**Task objective:** Set the following entries down again exactly, line by line.

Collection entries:

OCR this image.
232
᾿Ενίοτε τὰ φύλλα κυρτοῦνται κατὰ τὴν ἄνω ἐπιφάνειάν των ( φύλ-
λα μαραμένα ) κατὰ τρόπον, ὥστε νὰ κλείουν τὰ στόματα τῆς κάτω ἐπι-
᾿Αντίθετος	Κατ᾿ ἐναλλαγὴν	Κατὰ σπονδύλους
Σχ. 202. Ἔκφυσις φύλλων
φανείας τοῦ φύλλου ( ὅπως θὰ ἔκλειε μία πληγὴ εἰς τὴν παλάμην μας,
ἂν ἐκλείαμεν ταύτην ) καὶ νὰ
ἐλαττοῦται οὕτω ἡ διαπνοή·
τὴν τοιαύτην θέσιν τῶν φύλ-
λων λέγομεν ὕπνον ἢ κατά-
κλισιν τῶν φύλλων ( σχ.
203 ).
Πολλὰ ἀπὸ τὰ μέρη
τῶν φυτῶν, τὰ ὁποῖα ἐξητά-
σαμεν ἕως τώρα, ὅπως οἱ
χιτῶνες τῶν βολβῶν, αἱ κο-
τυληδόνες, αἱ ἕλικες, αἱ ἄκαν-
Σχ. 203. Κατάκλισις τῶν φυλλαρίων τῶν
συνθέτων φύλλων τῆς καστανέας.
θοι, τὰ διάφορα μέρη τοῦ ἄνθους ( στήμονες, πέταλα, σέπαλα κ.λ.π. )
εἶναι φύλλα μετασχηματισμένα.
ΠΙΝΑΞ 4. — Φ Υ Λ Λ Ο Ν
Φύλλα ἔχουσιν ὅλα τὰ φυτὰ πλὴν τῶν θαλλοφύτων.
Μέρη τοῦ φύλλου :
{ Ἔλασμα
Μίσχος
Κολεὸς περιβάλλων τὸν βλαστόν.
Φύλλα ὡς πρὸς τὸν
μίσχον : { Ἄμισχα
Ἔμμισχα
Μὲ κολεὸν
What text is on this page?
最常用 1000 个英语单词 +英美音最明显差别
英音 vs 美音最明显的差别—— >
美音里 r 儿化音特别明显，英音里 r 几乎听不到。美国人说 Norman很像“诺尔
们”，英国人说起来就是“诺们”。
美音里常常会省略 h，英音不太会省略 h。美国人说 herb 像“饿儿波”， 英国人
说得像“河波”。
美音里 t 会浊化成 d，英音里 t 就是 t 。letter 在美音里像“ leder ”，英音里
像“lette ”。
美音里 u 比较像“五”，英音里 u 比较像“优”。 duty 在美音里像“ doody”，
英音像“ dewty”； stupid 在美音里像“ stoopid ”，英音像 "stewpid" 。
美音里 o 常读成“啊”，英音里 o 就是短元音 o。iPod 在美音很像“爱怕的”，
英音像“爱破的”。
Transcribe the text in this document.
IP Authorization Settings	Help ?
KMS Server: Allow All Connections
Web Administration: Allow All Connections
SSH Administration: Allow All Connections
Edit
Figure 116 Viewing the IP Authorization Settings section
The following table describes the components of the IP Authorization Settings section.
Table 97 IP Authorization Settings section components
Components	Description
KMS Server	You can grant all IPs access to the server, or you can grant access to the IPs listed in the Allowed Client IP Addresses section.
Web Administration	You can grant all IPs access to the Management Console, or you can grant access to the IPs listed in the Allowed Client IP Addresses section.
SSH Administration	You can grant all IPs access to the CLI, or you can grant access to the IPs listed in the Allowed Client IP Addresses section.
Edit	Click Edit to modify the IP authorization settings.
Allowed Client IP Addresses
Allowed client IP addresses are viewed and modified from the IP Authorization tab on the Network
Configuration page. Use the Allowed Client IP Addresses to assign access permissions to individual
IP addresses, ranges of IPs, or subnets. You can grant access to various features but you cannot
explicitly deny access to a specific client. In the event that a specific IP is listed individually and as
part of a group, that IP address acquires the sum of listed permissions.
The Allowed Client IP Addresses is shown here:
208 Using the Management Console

**Response to this exercise:**
OCR this image.
232
᾿Ενίοτε τὰ φύλλα κυρτοῦνται κατὰ τὴν ἄνω ἐπιφάνειάν των ( φύλ-
λα μαραμένα ) κατὰ τρόπον, ὥστε νὰ κλείουν τὰ στόματα τῆς κάτω ἐπι-
᾿Αντίθετος	Κατ᾿ ἐναλλαγὴν	Κατὰ σπονδύλους
Σχ. 202. Ἔκφυσις φύλλων
φανείας τοῦ φύλλου ( ὅπως θὰ ἔκλειε μία πληγὴ εἰς τὴν παλάμην μας,
ἂν ἐκλείαμεν ταύτην ) καὶ νὰ
ἐλαττοῦται οὕτω ἡ διαπνοή·
τὴν τοιαύτην θέσιν τῶν φύλ-
λων λέγομεν ὕπνον ἢ κατά-
κλισιν τῶν φύλλων ( σχ.
203 ).
Πολλὰ ἀπὸ τὰ μέρη
τῶν φυτῶν, τὰ ὁποῖα ἐξητά-
σαμεν ἕως τώρα, ὅπως οἱ
χιτῶνες τῶν βολβῶν, αἱ κο-
τυληδόνες, αἱ ἕλικες, αἱ ἄκαν-
Σχ. 203. Κατάκλισις τῶν φυλλαρίων τῶν
συνθέτων φύλλων τῆς καστανέας.
θοι, τὰ διάφορα μέρη τοῦ ἄνθους ( στήμονες, πέταλα, σέπαλα κ.λ.π. )
εἶναι φύλλα μετασχηματισμένα.
ΠΙΝΑΞ 4. — Φ Υ Λ Λ Ο Ν
Φύλλα ἔχουσιν ὅλα τὰ φυτὰ πλὴν τῶν θαλλοφύτων.
Μέρη τοῦ φύλλου :
{ Ἔλασμα
Μίσχος
Κολεὸς περιβάλλων τὸν βλαστόν.
Φύλλα ὡς πρὸς τὸν
μίσχον : { Ἄμισχα
Ἔμμισχα
Μὲ κολεὸν
What text is on this page?
最常用 1000 个英语单词 +英美音最明显差别
英音 vs 美音最明显的差别—— >
美音里 r 儿化音特别明显，英音里 r 几乎听不到。美国人说 Norman很像“诺尔
们”，英国人说起来就是“诺们”。
美音里常常会省略 h，英音不太会省略 h。美国人说 herb 像“饿儿波”， 英国人
说得像“河波”。
美音里 t 会浊化成 d，英音里 t 就是 t 。letter 在美音里像“ leder ”，英音里
像“lette ”。
美音里 u 比较像“五”，英音里 u 比较像“优”。 duty 在美音里像“ doody”，
英音像“ dewty”； stupid 在美音里像“ stoopid ”，英音像 "stewpid" 。
美音里 o 常读成“啊”，英音里 o 就是短元音 o。iPod 在美音很像“爱怕的”，
英音像“爱破的”。
Transcribe the text in this document.
IP Authorization Settings	Help ?
KMS Server: Allow All Connections
Web Administration: Allow All Connections
SSH Administration: Allow All Connections
Edit
Figure 116 Viewing the IP Authorization Settings section
The following table describes the components of the IP Authorization Settings section.
Table 97 IP Authorization Settings section components
Components	Description
KMS Server	You can grant all IPs access to the server, or you can grant access to the IPs listed in the Allowed Client IP Addresses section.
Web Administration	You can grant all IPs access to the Management Console, or you can grant access to the IPs listed in the Allowed Client IP Addresses section.
SSH Administration	You can grant all IPs access to the CLI, or you can grant access to the IPs listed in the Allowed Client IP Addresses section.
Edit	Click Edit to modify the IP authorization settings.
Allowed Client IP Addresses
Allowed client IP addresses are viewed and modified from the IP Authorization tab on the Network
Configuration page. Use the Allowed Client IP Addresses to assign access permissions to individual
IP addresses, ranges of IPs, or subnets. You can grant access to various features but you cannot
explicitly deny access to a specific client. In the event that a specific IP is listed individually and as
part of a group, that IP address acquires the sum of listed permissions.
The Allowed Client IP Addresses is shown here:
208 Using the Management Console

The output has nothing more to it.